Quoted text ->
R-CNN (Region-based CNN) (2014)

The main idea is composed of two steps. First, using selective search, it identifies a manageable number of bounding-box object region candidates (“region of interest” or “RoI”). And then it extracts CNN features from each region independently for classification
Model Workflow. How R-CNN works can be summarized as follows:
- Pre-train a CNN network on image classification tasks; for example, VGG or ResNet trained on ImageNet dataset. The classification task involves N classes.
- Propose category-independent regions of interest by selective search (~2k candidates per image). Those regions may contain target objects and they are of different sizes.
- Region candidates are warped to have a fixed size as required by CNN. (image warping is non-uniform resizing, according to the Learning OpenCV I learned earlier)
- Continue fine-tuning the CNN on warped proposal regions for K + 1 classes; The additional one class refers to the background (no object of interest). In the fine-tuning stage, we should use a much smaller learning rate and the mini-batch oversamples the positive cases because most proposed regions are just background.
- Given every image region, one forward propagation through the CNN generates a feature vector. This feature vector is then consumed by a binary SVM trained for each class independently. The positive samples are proposed regions with IoU (intersection over union) overlap threshold >= 0.3, and negative samples are irrelevant others.
- To reduce the localization errors, a regression model is trained to correct the predicted detection window on bounding box correction offset using CNN features.
Bounding Box Regression
- Note: 这里的逻辑是这样的，\(\textbf{p}=(p_x, p_y, p_w, p_h)\)是目前预测的box，\(\textbf{g}=(g_x, g_y, g_w, g_h)\)是ground-truth box，我们现在想预测出来一个transformation去让预测的靠过去ground-truth。为了使其平移的两项scale-invariant，让放大缩小的两项log-scale，该transformation往那靠的组成方式就设计为了如下公式。

[Box annotation data]

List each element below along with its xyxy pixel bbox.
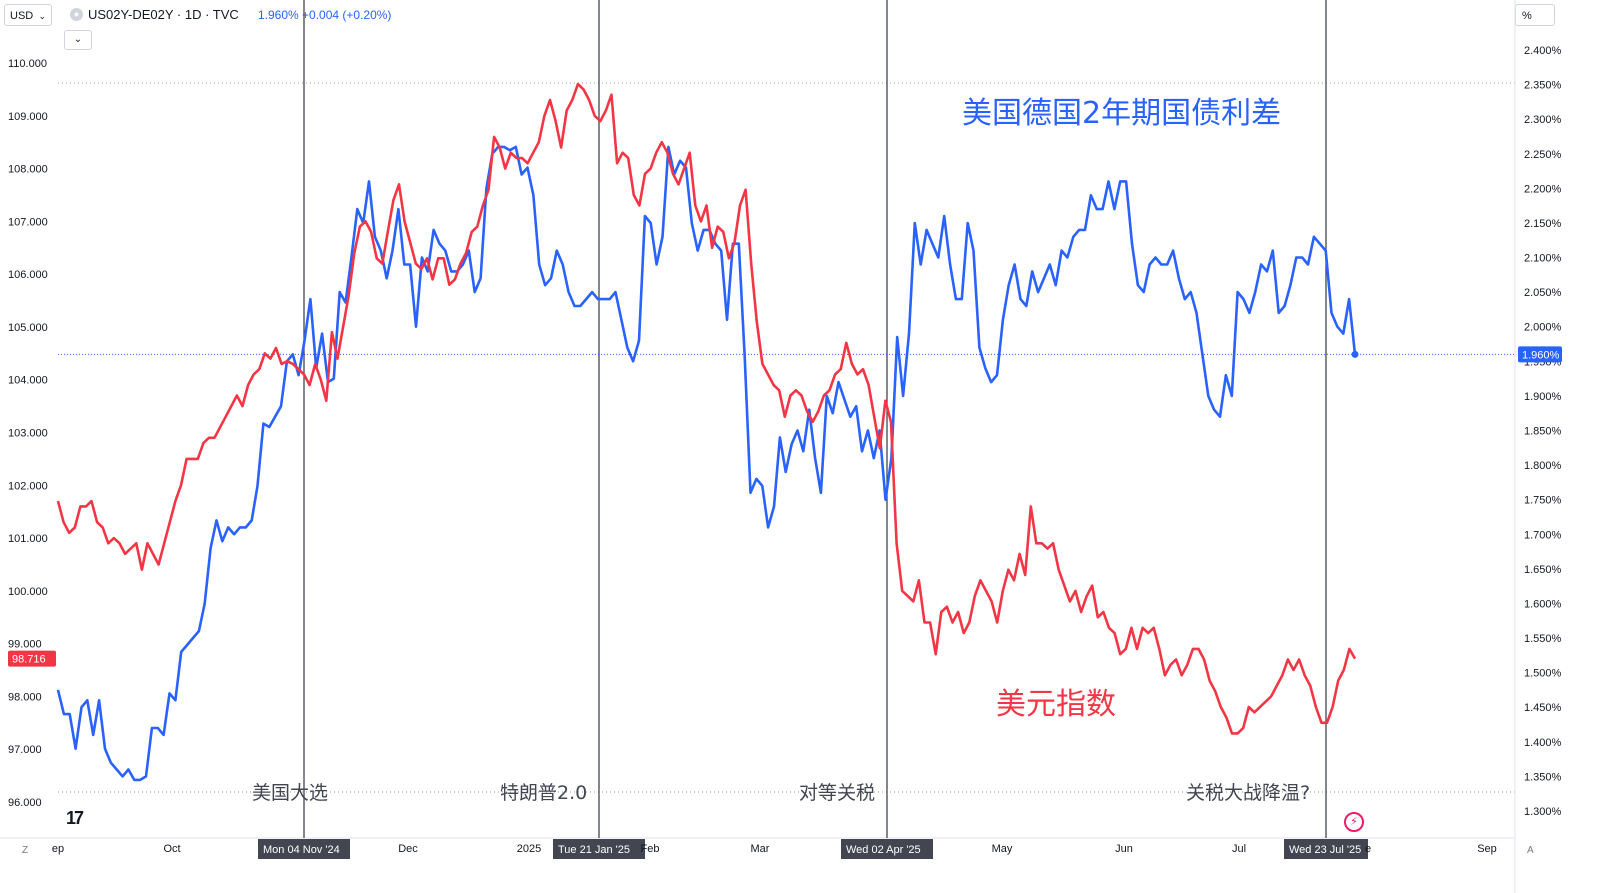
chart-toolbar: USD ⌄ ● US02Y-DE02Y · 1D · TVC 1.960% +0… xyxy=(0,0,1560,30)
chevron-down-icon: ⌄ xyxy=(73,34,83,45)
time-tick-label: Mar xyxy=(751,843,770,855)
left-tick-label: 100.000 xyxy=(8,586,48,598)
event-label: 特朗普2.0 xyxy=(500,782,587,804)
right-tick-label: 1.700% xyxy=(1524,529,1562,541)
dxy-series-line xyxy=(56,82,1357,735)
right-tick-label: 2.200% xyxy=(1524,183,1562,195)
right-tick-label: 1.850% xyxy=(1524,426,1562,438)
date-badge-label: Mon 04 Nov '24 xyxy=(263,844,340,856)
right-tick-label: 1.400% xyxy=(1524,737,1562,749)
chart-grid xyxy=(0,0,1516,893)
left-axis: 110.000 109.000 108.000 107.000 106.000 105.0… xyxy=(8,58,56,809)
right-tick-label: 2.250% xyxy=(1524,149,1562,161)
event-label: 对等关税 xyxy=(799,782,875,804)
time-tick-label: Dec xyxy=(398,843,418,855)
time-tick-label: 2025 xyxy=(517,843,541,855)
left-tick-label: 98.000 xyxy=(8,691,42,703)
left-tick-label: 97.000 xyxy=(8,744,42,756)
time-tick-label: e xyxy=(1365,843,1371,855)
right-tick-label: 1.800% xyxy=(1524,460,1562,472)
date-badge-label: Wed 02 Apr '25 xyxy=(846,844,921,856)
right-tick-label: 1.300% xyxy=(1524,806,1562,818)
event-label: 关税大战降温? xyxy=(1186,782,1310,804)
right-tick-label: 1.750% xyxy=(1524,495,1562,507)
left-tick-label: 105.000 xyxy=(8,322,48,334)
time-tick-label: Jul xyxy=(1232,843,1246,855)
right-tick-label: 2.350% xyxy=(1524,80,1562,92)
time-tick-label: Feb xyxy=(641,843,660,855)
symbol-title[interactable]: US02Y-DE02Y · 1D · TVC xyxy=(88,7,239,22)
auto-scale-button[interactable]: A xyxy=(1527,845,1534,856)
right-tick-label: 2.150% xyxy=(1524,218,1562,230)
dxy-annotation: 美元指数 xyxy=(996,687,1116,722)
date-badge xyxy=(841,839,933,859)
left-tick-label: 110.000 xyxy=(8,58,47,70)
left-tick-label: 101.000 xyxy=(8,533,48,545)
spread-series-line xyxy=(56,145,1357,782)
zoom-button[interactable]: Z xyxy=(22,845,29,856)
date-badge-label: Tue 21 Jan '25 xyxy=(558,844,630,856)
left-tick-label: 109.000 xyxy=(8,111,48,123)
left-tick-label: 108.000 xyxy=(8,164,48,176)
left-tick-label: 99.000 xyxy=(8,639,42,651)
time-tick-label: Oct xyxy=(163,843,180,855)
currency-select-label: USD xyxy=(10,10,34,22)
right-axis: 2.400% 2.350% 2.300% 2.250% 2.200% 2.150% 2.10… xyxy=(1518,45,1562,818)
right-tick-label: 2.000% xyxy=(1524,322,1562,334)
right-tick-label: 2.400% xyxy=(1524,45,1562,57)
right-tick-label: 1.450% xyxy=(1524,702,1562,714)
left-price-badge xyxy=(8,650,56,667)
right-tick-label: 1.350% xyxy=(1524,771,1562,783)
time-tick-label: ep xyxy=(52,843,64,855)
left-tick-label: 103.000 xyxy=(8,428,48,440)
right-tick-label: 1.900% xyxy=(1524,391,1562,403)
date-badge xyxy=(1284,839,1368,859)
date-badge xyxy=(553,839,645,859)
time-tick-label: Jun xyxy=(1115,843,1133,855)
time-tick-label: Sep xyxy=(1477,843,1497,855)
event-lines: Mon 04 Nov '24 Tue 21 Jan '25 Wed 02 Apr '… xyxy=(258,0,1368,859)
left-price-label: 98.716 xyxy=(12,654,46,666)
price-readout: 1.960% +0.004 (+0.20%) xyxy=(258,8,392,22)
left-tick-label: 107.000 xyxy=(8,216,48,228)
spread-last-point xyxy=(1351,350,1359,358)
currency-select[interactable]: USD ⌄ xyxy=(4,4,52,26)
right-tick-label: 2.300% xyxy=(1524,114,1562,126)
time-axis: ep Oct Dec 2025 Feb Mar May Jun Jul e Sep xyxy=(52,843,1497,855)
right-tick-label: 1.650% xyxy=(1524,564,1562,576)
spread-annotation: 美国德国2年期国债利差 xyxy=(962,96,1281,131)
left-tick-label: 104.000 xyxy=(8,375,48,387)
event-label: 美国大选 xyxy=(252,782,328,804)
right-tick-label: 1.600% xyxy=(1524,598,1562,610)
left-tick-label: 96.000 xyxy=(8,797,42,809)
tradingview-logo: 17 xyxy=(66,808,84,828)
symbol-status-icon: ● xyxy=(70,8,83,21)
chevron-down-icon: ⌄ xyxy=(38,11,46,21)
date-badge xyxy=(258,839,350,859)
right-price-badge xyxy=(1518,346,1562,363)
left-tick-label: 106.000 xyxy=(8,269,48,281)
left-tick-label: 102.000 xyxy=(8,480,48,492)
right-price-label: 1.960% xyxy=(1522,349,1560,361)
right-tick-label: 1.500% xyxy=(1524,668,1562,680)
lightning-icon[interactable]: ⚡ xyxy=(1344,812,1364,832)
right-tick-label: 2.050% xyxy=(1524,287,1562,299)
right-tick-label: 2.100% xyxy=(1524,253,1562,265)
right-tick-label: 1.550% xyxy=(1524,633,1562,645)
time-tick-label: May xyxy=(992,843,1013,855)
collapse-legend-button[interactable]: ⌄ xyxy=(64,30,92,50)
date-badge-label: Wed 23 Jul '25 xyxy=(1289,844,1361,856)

Exercise -> Can you reproduce, word for word, the part of the R-CNN notes starting with "The main idea" and going on through "I learned earlier)"?

Task result ->
The main idea is composed of two steps. First, using selective search, it identifies a manageable number of bounding-box object region candidates (“region of interest” or “RoI”). And then it extracts CNN features from each region independently for classification
Model Workflow. How R-CNN works can be summarized as follows:
- Pre-train a CNN network on image classification tasks; for example, VGG or ResNet trained on ImageNet dataset. The classification task involves N classes.
- Propose category-independent regions of interest by selective search (~2k candidates per image). Those regions may contain target objects and they are of different sizes.
- Region candidates are warped to have a fixed size as required by CNN. (image warping is non-uniform resizing, according to the Learning OpenCV I learned earlier)